[Stored entries]

§ §

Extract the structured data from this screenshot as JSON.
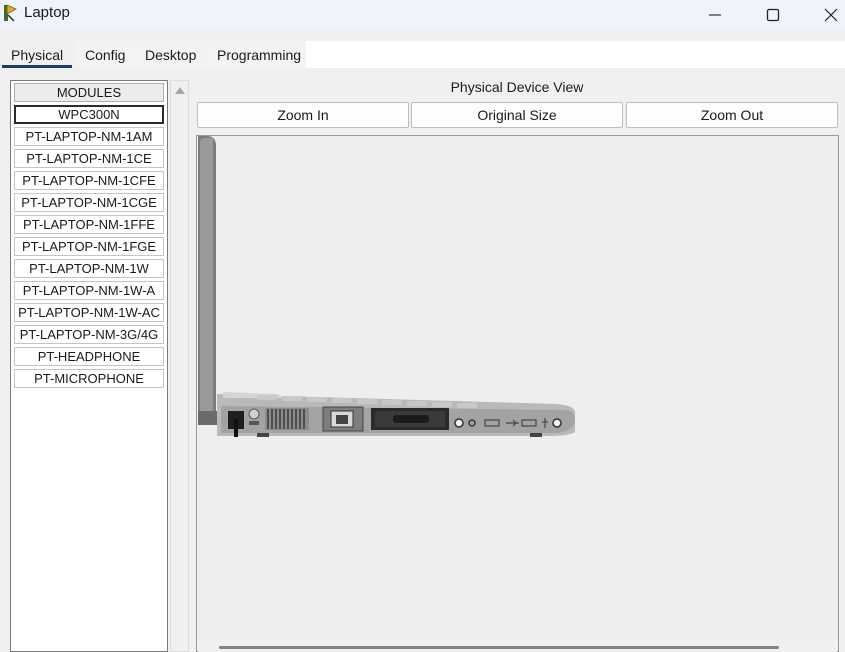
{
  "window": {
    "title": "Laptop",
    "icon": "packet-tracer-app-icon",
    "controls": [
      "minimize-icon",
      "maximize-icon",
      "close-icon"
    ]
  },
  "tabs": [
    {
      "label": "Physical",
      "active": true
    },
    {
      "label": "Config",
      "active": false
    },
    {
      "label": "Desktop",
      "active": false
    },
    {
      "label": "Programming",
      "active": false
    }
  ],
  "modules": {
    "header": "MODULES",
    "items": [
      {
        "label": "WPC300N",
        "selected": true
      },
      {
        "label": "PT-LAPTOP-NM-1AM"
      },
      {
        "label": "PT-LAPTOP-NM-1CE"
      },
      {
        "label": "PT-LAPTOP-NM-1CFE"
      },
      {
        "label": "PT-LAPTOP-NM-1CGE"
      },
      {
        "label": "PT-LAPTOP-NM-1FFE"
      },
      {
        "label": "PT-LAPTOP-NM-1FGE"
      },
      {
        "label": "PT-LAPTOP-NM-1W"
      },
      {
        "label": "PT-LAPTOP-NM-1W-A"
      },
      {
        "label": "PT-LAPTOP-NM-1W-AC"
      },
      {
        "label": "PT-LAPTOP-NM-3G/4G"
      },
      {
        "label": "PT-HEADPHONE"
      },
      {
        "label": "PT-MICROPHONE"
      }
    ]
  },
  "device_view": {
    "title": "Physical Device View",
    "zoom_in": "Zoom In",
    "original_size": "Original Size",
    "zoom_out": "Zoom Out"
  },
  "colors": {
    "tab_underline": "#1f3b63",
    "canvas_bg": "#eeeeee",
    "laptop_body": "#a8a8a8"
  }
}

§ §

Make an exact copy of the listing above. Do not include the pictures.

Extract the structured data from this screenshot as JSON.
{
  "window": {
    "title": "Laptop",
    "icon": "packet-tracer-app-icon",
    "controls": [
      "minimize-icon",
      "maximize-icon",
      "close-icon"
    ]
  },
  "tabs": [
    {
      "label": "Physical",
      "active": true
    },
    {
      "label": "Config",
      "active": false
    },
    {
      "label": "Desktop",
      "active": false
    },
    {
      "label": "Programming",
      "active": false
    }
  ],
  "modules": {
    "header": "MODULES",
    "items": [
      {
        "label": "WPC300N",
        "selected": true
      },
      {
        "label": "PT-LAPTOP-NM-1AM"
      },
      {
        "label": "PT-LAPTOP-NM-1CE"
      },
      {
        "label": "PT-LAPTOP-NM-1CFE"
      },
      {
        "label": "PT-LAPTOP-NM-1CGE"
      },
      {
        "label": "PT-LAPTOP-NM-1FFE"
      },
      {
        "label": "PT-LAPTOP-NM-1FGE"
      },
      {
        "label": "PT-LAPTOP-NM-1W"
      },
      {
        "label": "PT-LAPTOP-NM-1W-A"
      },
      {
        "label": "PT-LAPTOP-NM-1W-AC"
      },
      {
        "label": "PT-LAPTOP-NM-3G/4G"
      },
      {
        "label": "PT-HEADPHONE"
      },
      {
        "label": "PT-MICROPHONE"
      }
    ]
  },
  "device_view": {
    "title": "Physical Device View",
    "zoom_in": "Zoom In",
    "original_size": "Original Size",
    "zoom_out": "Zoom Out"
  },
  "colors": {
    "tab_underline": "#1f3b63",
    "canvas_bg": "#eeeeee",
    "laptop_body": "#a8a8a8"
  }
}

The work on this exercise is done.